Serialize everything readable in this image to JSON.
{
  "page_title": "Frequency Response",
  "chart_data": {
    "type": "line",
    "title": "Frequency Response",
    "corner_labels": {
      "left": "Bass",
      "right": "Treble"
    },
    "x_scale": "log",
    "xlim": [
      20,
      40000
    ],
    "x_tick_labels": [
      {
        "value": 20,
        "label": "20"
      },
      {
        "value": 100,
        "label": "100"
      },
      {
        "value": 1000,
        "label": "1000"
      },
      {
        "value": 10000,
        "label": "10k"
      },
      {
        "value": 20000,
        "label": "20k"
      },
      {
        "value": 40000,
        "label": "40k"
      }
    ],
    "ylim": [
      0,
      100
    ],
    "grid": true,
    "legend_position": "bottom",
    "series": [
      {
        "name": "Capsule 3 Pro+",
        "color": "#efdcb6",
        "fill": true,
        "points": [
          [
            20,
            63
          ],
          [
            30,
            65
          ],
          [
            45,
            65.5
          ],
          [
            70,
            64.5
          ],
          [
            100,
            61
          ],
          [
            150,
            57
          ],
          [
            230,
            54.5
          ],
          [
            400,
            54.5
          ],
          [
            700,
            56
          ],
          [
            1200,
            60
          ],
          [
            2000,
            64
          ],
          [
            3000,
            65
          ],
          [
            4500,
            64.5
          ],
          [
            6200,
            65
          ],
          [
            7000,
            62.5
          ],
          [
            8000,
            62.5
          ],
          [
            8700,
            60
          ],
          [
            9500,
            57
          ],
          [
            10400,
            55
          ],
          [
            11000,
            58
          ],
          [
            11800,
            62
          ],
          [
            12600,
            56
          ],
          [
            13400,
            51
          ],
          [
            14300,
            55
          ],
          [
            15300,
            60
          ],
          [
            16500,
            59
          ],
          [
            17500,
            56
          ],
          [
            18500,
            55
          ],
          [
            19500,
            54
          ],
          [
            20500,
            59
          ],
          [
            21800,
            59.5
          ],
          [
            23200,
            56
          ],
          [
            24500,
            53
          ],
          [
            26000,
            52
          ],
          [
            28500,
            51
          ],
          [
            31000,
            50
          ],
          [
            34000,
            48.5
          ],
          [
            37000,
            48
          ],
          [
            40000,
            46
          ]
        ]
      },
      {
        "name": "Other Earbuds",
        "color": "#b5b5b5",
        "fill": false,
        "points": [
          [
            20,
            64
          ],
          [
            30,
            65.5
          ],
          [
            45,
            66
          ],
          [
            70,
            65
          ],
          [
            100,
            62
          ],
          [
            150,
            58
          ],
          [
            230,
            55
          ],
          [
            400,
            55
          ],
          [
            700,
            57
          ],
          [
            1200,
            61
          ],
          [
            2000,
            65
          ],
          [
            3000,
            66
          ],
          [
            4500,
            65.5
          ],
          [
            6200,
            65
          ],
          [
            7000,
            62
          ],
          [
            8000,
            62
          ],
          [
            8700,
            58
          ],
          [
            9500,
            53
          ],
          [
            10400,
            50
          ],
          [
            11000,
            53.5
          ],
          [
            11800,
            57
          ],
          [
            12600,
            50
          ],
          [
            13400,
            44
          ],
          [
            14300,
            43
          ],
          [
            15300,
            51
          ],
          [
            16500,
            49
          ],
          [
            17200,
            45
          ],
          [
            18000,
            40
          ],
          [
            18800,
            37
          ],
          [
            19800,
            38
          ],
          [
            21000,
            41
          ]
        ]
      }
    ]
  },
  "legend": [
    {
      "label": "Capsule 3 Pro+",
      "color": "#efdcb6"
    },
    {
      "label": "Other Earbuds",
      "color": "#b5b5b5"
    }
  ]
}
----------------------------------------
**OBJECTIVE**: Output all of the data above without any alteration.

**RESPONSE TO THE TASK**:
Serialize everything readable in this image to JSON.
{
  "page_title": "Frequency Response",
  "chart_data": {
    "type": "line",
    "title": "Frequency Response",
    "corner_labels": {
      "left": "Bass",
      "right": "Treble"
    },
    "x_scale": "log",
    "xlim": [
      20,
      40000
    ],
    "x_tick_labels": [
      {
        "value": 20,
        "label": "20"
      },
      {
        "value": 100,
        "label": "100"
      },
      {
        "value": 1000,
        "label": "1000"
      },
      {
        "value": 10000,
        "label": "10k"
      },
      {
        "value": 20000,
        "label": "20k"
      },
      {
        "value": 40000,
        "label": "40k"
      }
    ],
    "ylim": [
      0,
      100
    ],
    "grid": true,
    "legend_position": "bottom",
    "series": [
      {
        "name": "Capsule 3 Pro+",
        "color": "#efdcb6",
        "fill": true,
        "points": [
          [
            20,
            63
          ],
          [
            30,
            65
          ],
          [
            45,
            65.5
          ],
          [
            70,
            64.5
          ],
          [
            100,
            61
          ],
          [
            150,
            57
          ],
          [
            230,
            54.5
          ],
          [
            400,
            54.5
          ],
          [
            700,
            56
          ],
          [
            1200,
            60
          ],
          [
            2000,
            64
          ],
          [
            3000,
            65
          ],
          [
            4500,
            64.5
          ],
          [
            6200,
            65
          ],
          [
            7000,
            62.5
          ],
          [
            8000,
            62.5
          ],
          [
            8700,
            60
          ],
          [
            9500,
            57
          ],
          [
            10400,
            55
          ],
          [
            11000,
            58
          ],
          [
            11800,
            62
          ],
          [
            12600,
            56
          ],
          [
            13400,
            51
          ],
          [
            14300,
            55
          ],
          [
            15300,
            60
          ],
          [
            16500,
            59
          ],
          [
            17500,
            56
          ],
          [
            18500,
            55
          ],
          [
            19500,
            54
          ],
          [
            20500,
            59
          ],
          [
            21800,
            59.5
          ],
          [
            23200,
            56
          ],
          [
            24500,
            53
          ],
          [
            26000,
            52
          ],
          [
            28500,
            51
          ],
          [
            31000,
            50
          ],
          [
            34000,
            48.5
          ],
          [
            37000,
            48
          ],
          [
            40000,
            46
          ]
        ]
      },
      {
        "name": "Other Earbuds",
        "color": "#b5b5b5",
        "fill": false,
        "points": [
          [
            20,
            64
          ],
          [
            30,
            65.5
          ],
          [
            45,
            66
          ],
          [
            70,
            65
          ],
          [
            100,
            62
          ],
          [
            150,
            58
          ],
          [
            230,
            55
          ],
          [
            400,
            55
          ],
          [
            700,
            57
          ],
          [
            1200,
            61
          ],
          [
            2000,
            65
          ],
          [
            3000,
            66
          ],
          [
            4500,
            65.5
          ],
          [
            6200,
            65
          ],
          [
            7000,
            62
          ],
          [
            8000,
            62
          ],
          [
            8700,
            58
          ],
          [
            9500,
            53
          ],
          [
            10400,
            50
          ],
          [
            11000,
            53.5
          ],
          [
            11800,
            57
          ],
          [
            12600,
            50
          ],
          [
            13400,
            44
          ],
          [
            14300,
            43
          ],
          [
            15300,
            51
          ],
          [
            16500,
            49
          ],
          [
            17200,
            45
          ],
          [
            18000,
            40
          ],
          [
            18800,
            37
          ],
          [
            19800,
            38
          ],
          [
            21000,
            41
          ]
        ]
      }
    ]
  },
  "legend": [
    {
      "label": "Capsule 3 Pro+",
      "color": "#efdcb6"
    },
    {
      "label": "Other Earbuds",
      "color": "#b5b5b5"
    }
  ]
}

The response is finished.